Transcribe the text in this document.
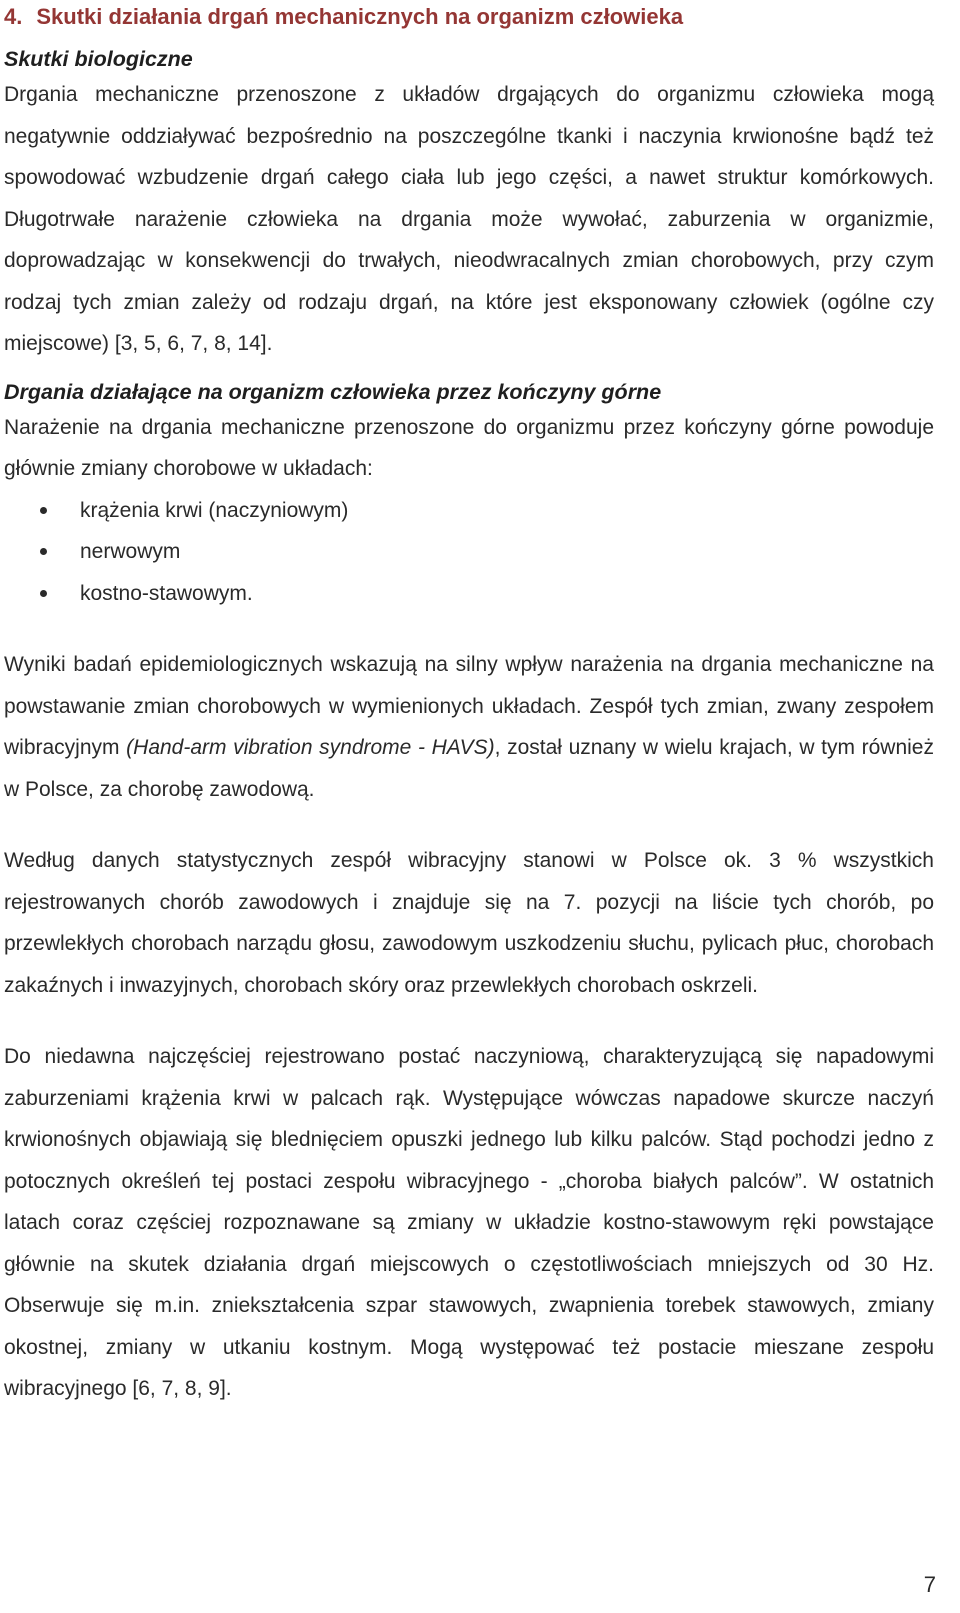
4. Skutki działania drgań mechanicznych na organizm człowieka
Skutki biologiczne

Drgania mechaniczne przenoszone z układów drgających do organizmu człowieka mogą negatywnie oddziaływać bezpośrednio na poszczególne tkanki i naczynia krwionośne bądź też spowodować wzbudzenie drgań całego ciała lub jego części, a nawet struktur komórkowych. Długotrwałe narażenie człowieka na drgania może wywołać, zaburzenia w organizmie, doprowadzając w konsekwencji do trwałych, nieodwracalnych zmian chorobowych, przy czym rodzaj tych zmian zależy od rodzaju drgań, na które jest eksponowany człowiek (ogólne czy miejscowe) [3, 5, 6, 7, 8, 14].

Drgania działające na organizm człowieka przez kończyny górne

Narażenie na drgania mechaniczne przenoszone do organizmu przez kończyny górne powoduje głównie zmiany chorobowe w układach:

krążenia krwi (naczyniowym)
nerwowym
kostno-stawowym.

Wyniki badań epidemiologicznych wskazują na silny wpływ narażenia na drgania mechaniczne na powstawanie zmian chorobowych w wymienionych układach. Zespół tych zmian, zwany zespołem wibracyjnym (Hand-arm vibration syndrome - HAVS), został uznany w wielu krajach, w tym również w Polsce, za chorobę zawodową.

Według danych statystycznych zespół wibracyjny stanowi w Polsce ok. 3 % wszystkich rejestrowanych chorób zawodowych i znajduje się na 7. pozycji na liście tych chorób, po przewlekłych chorobach narządu głosu, zawodowym uszkodzeniu słuchu, pylicach płuc, chorobach zakaźnych i inwazyjnych, chorobach skóry oraz przewlekłych chorobach oskrzeli.

Do niedawna najczęściej rejestrowano postać naczyniową, charakteryzującą się napadowymi zaburzeniami krążenia krwi w palcach rąk. Występujące wówczas napadowe skurcze naczyń krwionośnych objawiają się blednięciem opuszki jednego lub kilku palców. Stąd pochodzi jedno z potocznych określeń tej postaci zespołu wibracyjnego - „choroba białych palców”. W ostatnich latach coraz częściej rozpoznawane są zmiany w układzie kostno-stawowym ręki powstające głównie na skutek działania drgań miejscowych o częstotliwościach mniejszych od 30 Hz. Obserwuje się m.in. zniekształcenia szpar stawowych, zwapnienia torebek stawowych, zmiany okostnej, zmiany w utkaniu kostnym. Mogą występować też postacie mieszane zespołu wibracyjnego [6, 7, 8, 9].

7
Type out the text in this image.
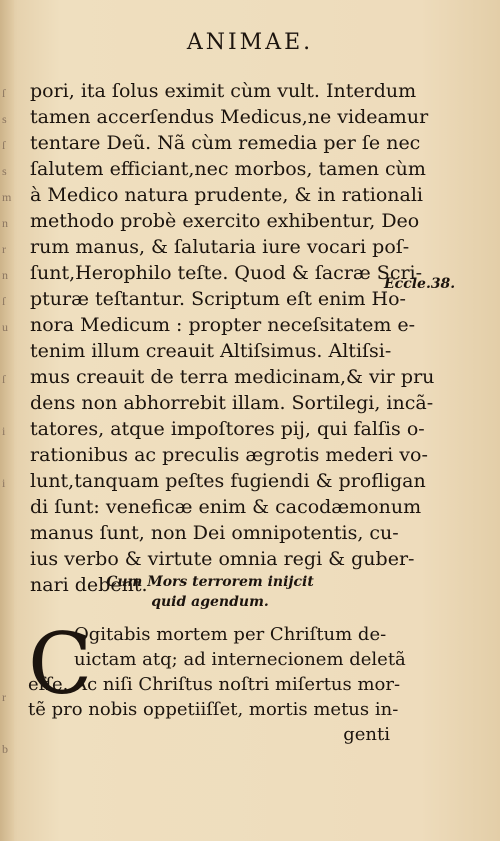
ſ
s
ſ
s
m
n
r
n
ſ
u
ſ
i
i
r
b
ANIMAE.
pori, ita ſolus eximit cùm vult. Interdum
tamen accerſendus Medicus,ne videamur
tentare Deũ. Nã cùm remedia per ſe nec
ſalutem efficiant,nec morbos, tamen cùm
à Medico natura prudente, & in rationali
methodo probè exercito exhibentur, Deo
rum manus, & ſalutaria iure vocari poſ-
ſunt,Herophilo teſte. Quod & ſacræ Scri-
pturæ teſtantur. Scriptum eſt enim Ho-
nora Medicum : propter neceſsitatem e-
tenim illum creauit Altiſsimus. Altiſsi-
mus creauit de terra medicinam,& vir pru
dens non abhorrebit illam. Sortilegi, incã-
tatores, atque impoſtores pij, qui falſis o-
rationibus ac preculis ægrotis mederi vo-
lunt,tanquam peſtes fugiendi & profligan
di ſunt: veneficæ enim & cacodæmonum
manus ſunt, non Dei omnipotentis, cu-
ius verbo & virtute omnia regi & guber-
nari debent.
Eccle.38.
Cum Mors terrorem inijcit
quid agendum.
C
Ogitabis mortem per Chriſtum de-
uictam atq; ad internecionem deletã
eſſe. Ac niſi Chriſtus noſtri miſertus mor-
tẽ pro nobis oppetiiſſet, mortis metus in-
genti
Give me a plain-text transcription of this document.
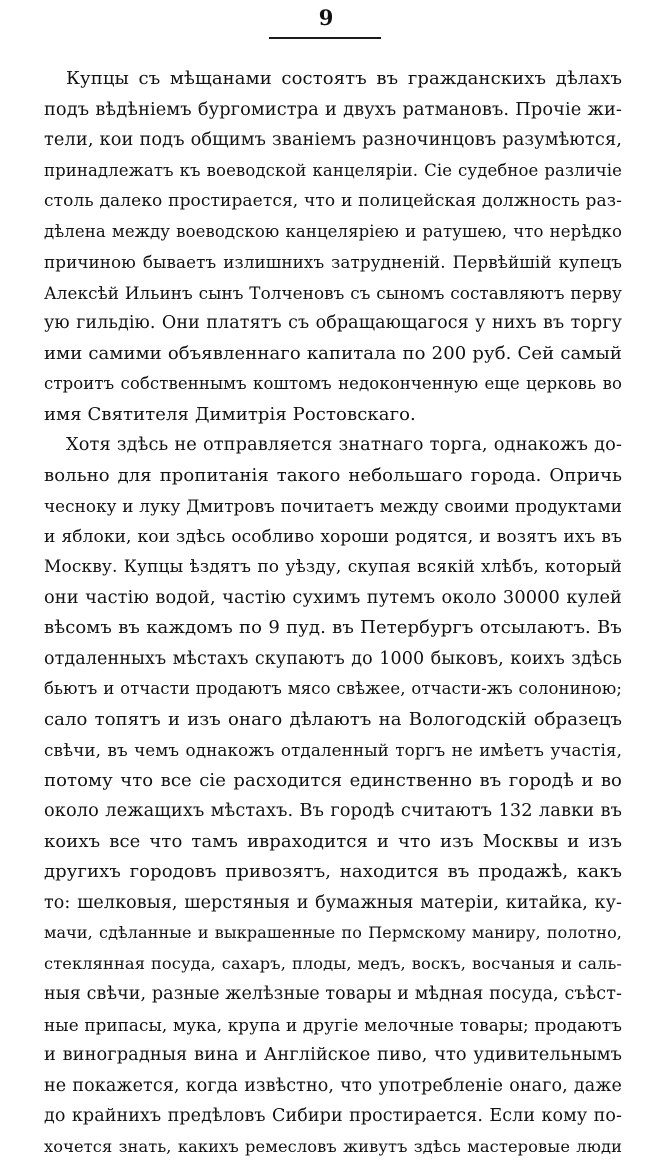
9
Купцы съ мѣщанами состоятъ въ гражданскихъ дѣлахъ
подъ вѣдѣніемъ бургомистра и двухъ ратмановъ. Прочіе жи-
тели, кои подъ общимъ званіемъ разночинцовъ разумѣются,
принадлежатъ къ воеводской канцеляріи. Сіе судебное различіе
столь далеко простирается, что и полицейская должность раз-
дѣлена между воеводскою канцеляріею и ратушею, что нерѣдко
причиною бываетъ излишнихъ затрудненій. Первѣйшій купецъ
Алексѣй Ильинъ сынъ Толченовъ съ сыномъ составляютъ перву
ую гильдію. Они платятъ съ обращающагося у нихъ въ торгу
ими самими объявленнаго капитала по 200 руб. Сей самый
строитъ собственнымъ коштомъ недоконченную еще церковь во
имя Святителя Димитрія Ростовскаго.
Хотя здѣсь не отправляется знатнаго торга, однакожъ до-
вольно для пропитанія такого небольшаго города. Опричь
чесноку и луку Дмитровъ почитаетъ между своими продуктами
и яблоки, кои здѣсь особливо хороши родятся, и возятъ ихъ въ
Москву. Купцы ѣздятъ по уѣзду, скупая всякій хлѣбъ, который
они частію водой, частію сухимъ путемъ около 30000 кулей
вѣсомъ въ каждомъ по 9 пуд. въ Петербургъ отсылаютъ. Въ
отдаленныхъ мѣстахъ скупаютъ до 1000 быковъ, коихъ здѣсь
бьютъ и отчасти продаютъ мясо свѣжее, отчасти-жъ солониною;
сало топятъ и изъ онаго дѣлаютъ на Вологодскій образецъ
свѣчи, въ чемъ однакожъ отдаленный торгъ не имѣетъ участія,
потому что все сіе расходится единственно въ городѣ и во
около лежащихъ мѣстахъ. Въ городѣ считаютъ 132 лавки въ
коихъ все что тамъ ивраходится и что изъ Москвы и изъ
другихъ городовъ привозятъ, находится въ продажѣ, какъ
то: шелковыя, шерстяныя и бумажныя матеріи, китайка, ку-
мачи, сдѣланные и выкрашенные по Пермскому маниру, полотно,
стеклянная посуда, сахаръ, плоды, медъ, воскъ, восчаныя и саль-
ныя свѣчи, разные желѣзные товары и мѣдная посуда, съѣст-
ные припасы, мука, крупа и другіе мелочные товары; продаютъ
и виноградныя вина и Англійское пиво, что удивительнымъ
не покажется, когда извѣстно, что употребленіе онаго, даже
до крайнихъ предѣловъ Сибири простирается. Если кому по-
хочется знать, какихъ ремесловъ живутъ здѣсь мастеровые люди
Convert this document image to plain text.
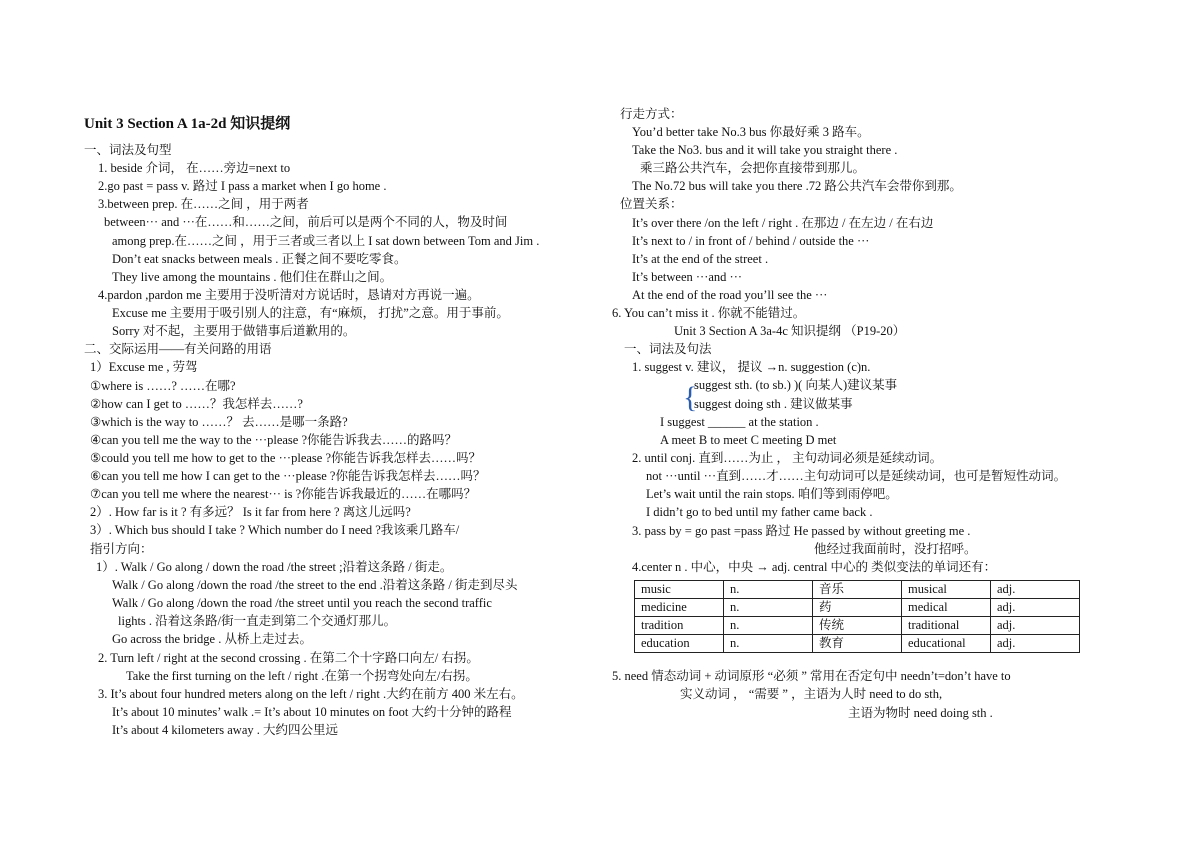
Unit 3 Section A 1a-2d 知识提纲
一、词法及句型
1. beside 介词， 在……旁边=next to
2.go past = pass v. 路过 I pass a market when I go home .
3.between prep. 在……之间 ，用于两者
between··· and ···在……和……之间，前后可以是两个不同的人，物及时间
among prep.在……之间 ，用于三者或三者以上 I sat down between Tom and Jim .
Don’t eat snacks between meals . 正餐之间不要吃零食。
They live among the mountains . 他们住在群山之间。
4.pardon ,pardon me 主要用于没听清对方说话时，恳请对方再说一遍。
Excuse me 主要用于吸引别人的注意，有“麻烦， 打扰”之意。用于事前。
Sorry 对不起，主要用于做错事后道歉用的。
二、交际运用——有关问路的用语
1）Excuse me , 劳驾
①where is ……? ……在哪?
②how can I get to ……？我怎样去……?
③which is the way to ……？ 去……是哪一条路?
④can you tell me the way to the ···please ?你能告诉我去……的路吗？
⑤could you tell me how to get to the ···please ?你能告诉我怎样去……吗？
⑥can you tell me how I can get to the ···please ?你能告诉我怎样去……吗？
⑦can you tell me where the nearest··· is ?你能告诉我最近的……在哪吗？
2）. How far is it ? 有多远？ Is it far from here ? 离这儿远吗?
3）. Which bus should I take ? Which number do I need ?我该乘几路车/
指引方向：
1）. Walk / Go along / down the road /the street ;沿着这条路 / 街走。
Walk / Go along /down the road /the street to the end .沿着这条路 / 街走到尽头
Walk / Go along /down the road /the street until you reach the second traffic
lights . 沿着这条路/街一直走到第二个交通灯那儿。
Go across the bridge . 从桥上走过去。
2. Turn left / right at the second crossing . 在第二个十字路口向左/ 右拐。
Take the first turning on the left / right .在第一个拐弯处向左/右拐。
3. It’s about four hundred meters along on the left / right .大约在前方 400 米左右。
It’s about 10 minutes’ walk .= It’s about 10 minutes on foot 大约十分钟的路程
It’s about 4 kilometers away . 大约四公里远
行走方式：
You’d better take No.3 bus 你最好乘 3 路车。
Take the No3. bus and it will take you straight there .
乘三路公共汽车，会把你直接带到那儿。
The No.72 bus will take you there .72 路公共汽车会带你到那。
位置关系：
It’s over there /on the left / right . 在那边 / 在左边 / 在右边
It’s next to / in front of / behind / outside the ···
It’s at the end of the street .
It’s between ···and ···
At the end of the road you’ll see the ···
6. You can’t miss it . 你就不能错过。
Unit 3 Section A 3a-4c 知识提纲 （P19-20）
一、词法及句法
1. suggest v. 建议， 提议 →n. suggestion (c)n.
{
suggest sth. (to sb.) )( 向某人)建议某事
suggest doing sth . 建议做某事
I suggest ______ at the station .
A meet B to meet C meeting D met
2. until conj. 直到……为止 ， 主句动词必须是延续动词。
not ···until ···直到……才……主句动词可以是延续动词，也可是暂短性动词。
Let’s wait until the rain stops. 咱们等到雨停吧。
I didn’t go to bed until my father came back .
3. pass by = go past =pass 路过 He passed by without greeting me .
他经过我面前时，没打招呼。
4.center n . 中心，中央 → adj. central 中心的 类似变法的单词还有：
music	n.	音乐	musical	adj.
medicine	n.	药	medical	adj.
tradition	n.	传统	traditional	adj.
education	n.	教育	educational	adj.
5. need 情态动词 + 动词原形 “必须 ” 常用在否定句中 needn’t=don’t have to
实义动词 ， “需要 ” ，主语为人时 need to do sth,
主语为物时 need doing sth .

▬▬▬▬▬▬▬▬▬▬

== WRITTEN REQUEST ==
Search the listing for the word "tell" and return each line that holds it.

== OUTPUT FOR THIS EXERCISE ==
④can you tell me the way to the ···please ?你能告诉我去……的路吗？
⑤could you tell me how to get to the ···please ?你能告诉我怎样去……吗？
⑥can you tell me how I can get to the ···please ?你能告诉我怎样去……吗？
⑦can you tell me where the nearest··· is ?你能告诉我最近的……在哪吗？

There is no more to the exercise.